— BEGIN —

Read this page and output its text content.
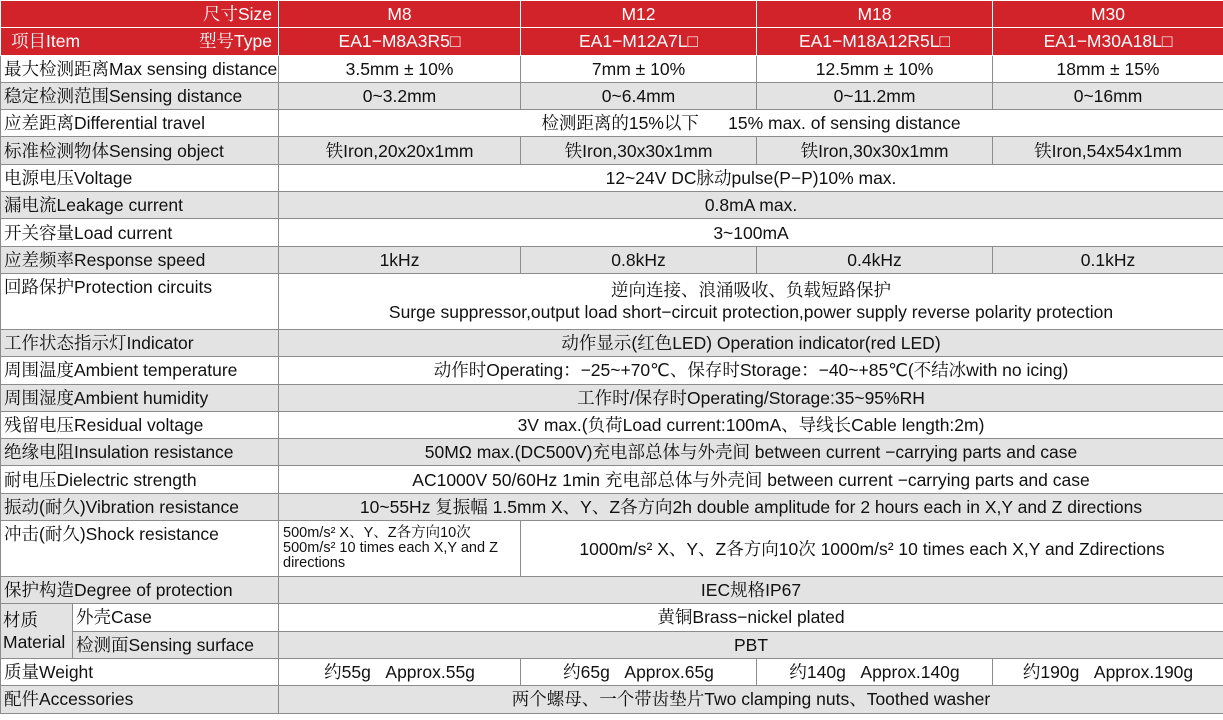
尺寸Size		M8	M12	M18	M30

项目Item 型号Type		EA1−M8A3R5□	EA1−M12A7L□	EA1−M18A12R5L□	EA1−M30A18L□
最大检测距离Max sensing distance		3.5mm ± 10%	7mm ± 10%	12.5mm ± 10%	18mm ± 15%
稳定检测范围Sensing distance		0~3.2mm	0~6.4mm	0~11.2mm	0~16mm
应差距离Differential travel		检测距离的15%以下      15% max. of sensing distance			
标准检测物体Sensing object		铁Iron,20x20x1mm	铁Iron,30x30x1mm	铁Iron,30x30x1mm	铁Iron,54x54x1mm
电源电压Voltage		12~24V DC脉动pulse(P−P)10% max.			
漏电流Leakage current		0.8mA max.			
开关容量Load current		3~100mA			
应差频率Response speed		1kHz	0.8kHz	0.4kHz	0.1kHz
回路保护Protection circuits		逆向连接、浪涌吸收、负载短路保护
Surge suppressor,output load short−circuit protection,power supply reverse polarity protection			

工作状态指示灯Indicator		动作显示(红色LED) Operation indicator(red LED)			
周围温度Ambient temperature		动作时Operating：−25~+70℃、保存时Storage：−40~+85℃(不结冰with no icing)			
周围湿度Ambient humidity		工作时/保存时Operating/Storage:35~95%RH			
残留电压Residual voltage		3V max.(负荷Load current:100mA、导线长Cable length:2m)			
绝缘电阻Insulation resistance		50MΩ max.(DC500V)充电部总体与外壳间 between current −carrying parts and case			
耐电压Dielectric strength		AC1000V 50/60Hz 1min 充电部总体与外壳间 between current −carrying parts and case			
振动(耐久)Vibration resistance		10~55Hz 复振幅 1.5mm X、Y、Z各方向2h double amplitude for 2 hours each in X,Y and Z directions			
冲击(耐久)Shock resistance		500m/s² X、Y、Z各方向10次 500m/s² 10 times each X,Y and Z directions	1000m/s² X、Y、Z各方向10次 1000m/s² 10 times each X,Y and Zdirections		
保护构造Degree of protection		IEC规格IP67			
材质 Material	外壳Case	黄铜Brass−nickel plated			
	检测面Sensing surface	PBT			
质量Weight		约55g Approx.55g	约65g Approx.65g	约140g Approx.140g	约190g Approx.190g
配件Accessories		两个螺母、一个带齿垫片Two clamping nuts、Toothed washer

— END —

» TASK PROMPT
Count the lines in the records above that contain the word "carrying", and reply with only that number.

» TASK OUTPUT
2